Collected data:
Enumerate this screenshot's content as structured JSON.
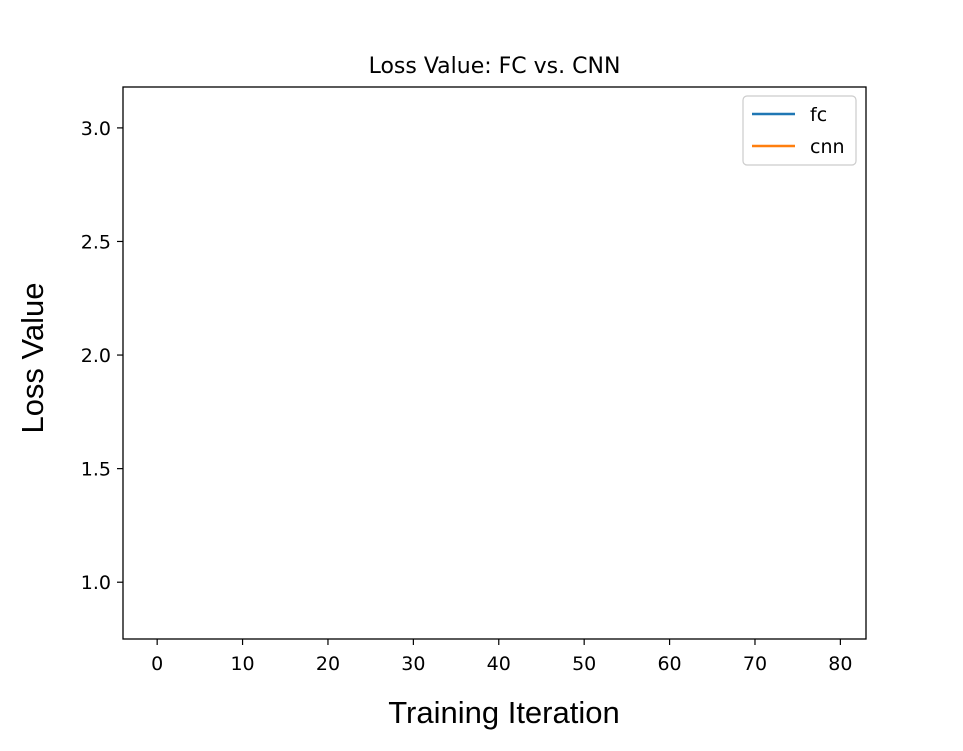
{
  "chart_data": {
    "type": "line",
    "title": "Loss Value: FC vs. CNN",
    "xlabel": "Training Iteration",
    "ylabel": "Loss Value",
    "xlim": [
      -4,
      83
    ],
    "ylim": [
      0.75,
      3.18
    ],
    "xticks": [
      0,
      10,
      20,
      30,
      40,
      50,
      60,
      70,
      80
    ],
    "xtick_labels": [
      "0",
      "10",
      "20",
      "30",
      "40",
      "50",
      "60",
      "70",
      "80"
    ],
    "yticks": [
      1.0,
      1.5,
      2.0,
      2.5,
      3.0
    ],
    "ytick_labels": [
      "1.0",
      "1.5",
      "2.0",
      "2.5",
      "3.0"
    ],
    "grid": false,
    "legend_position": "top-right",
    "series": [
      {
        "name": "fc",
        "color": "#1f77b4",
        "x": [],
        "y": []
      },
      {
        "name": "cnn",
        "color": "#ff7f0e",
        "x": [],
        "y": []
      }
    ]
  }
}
==
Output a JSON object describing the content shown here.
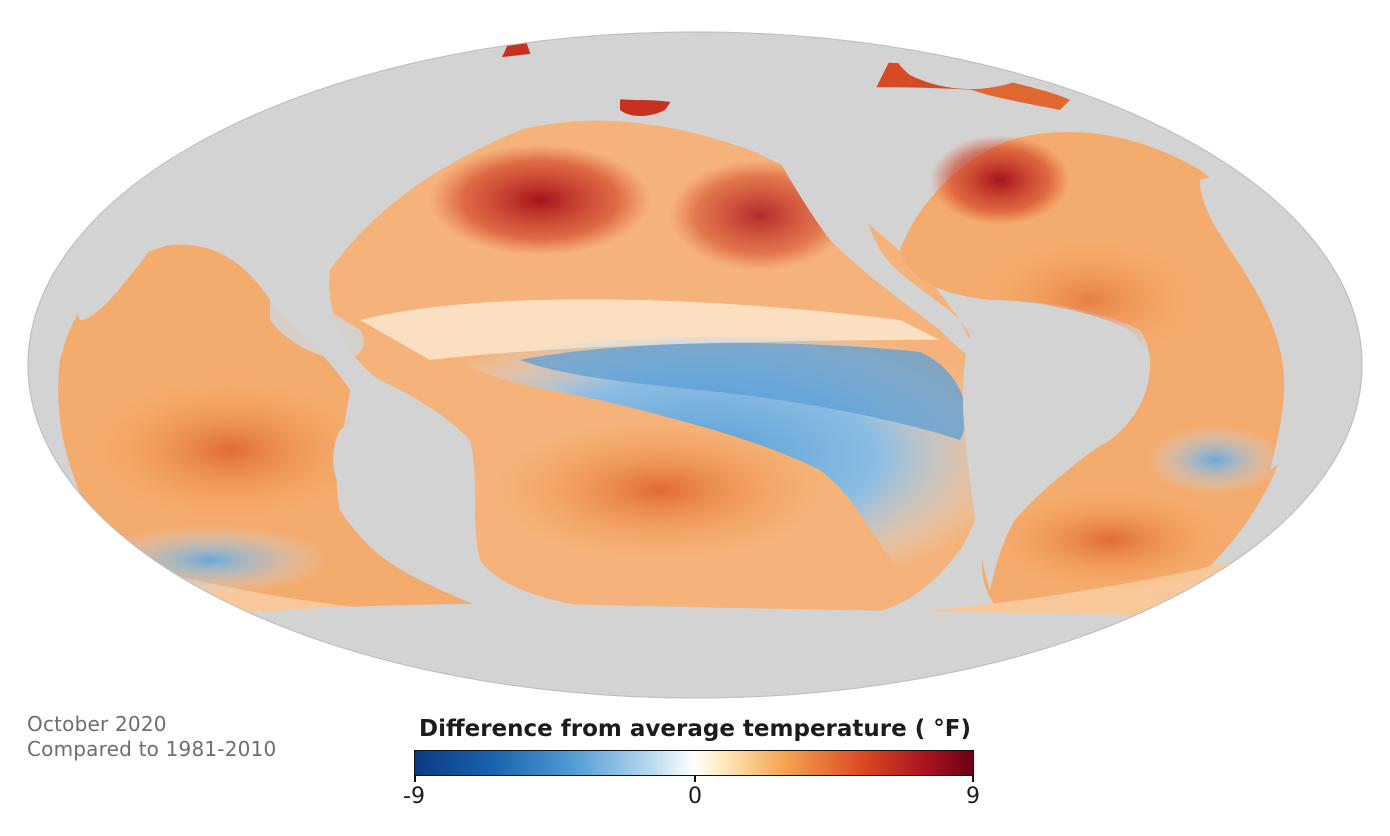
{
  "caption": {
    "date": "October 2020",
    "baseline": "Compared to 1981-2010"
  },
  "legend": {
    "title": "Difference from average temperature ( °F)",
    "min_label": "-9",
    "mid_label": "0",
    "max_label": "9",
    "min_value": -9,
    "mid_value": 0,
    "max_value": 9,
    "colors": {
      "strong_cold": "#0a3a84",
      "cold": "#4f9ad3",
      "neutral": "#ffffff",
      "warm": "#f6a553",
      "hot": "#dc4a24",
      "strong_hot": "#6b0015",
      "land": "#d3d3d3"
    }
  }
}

§ **AIM OF THE TASK**
Search the entries for the word "JSON", then gather every line that has it.

§ **COMPLETE ANSWER**
Enumerate this screenshot's content as structured JSON.
Output a JSON object describing the content shown here.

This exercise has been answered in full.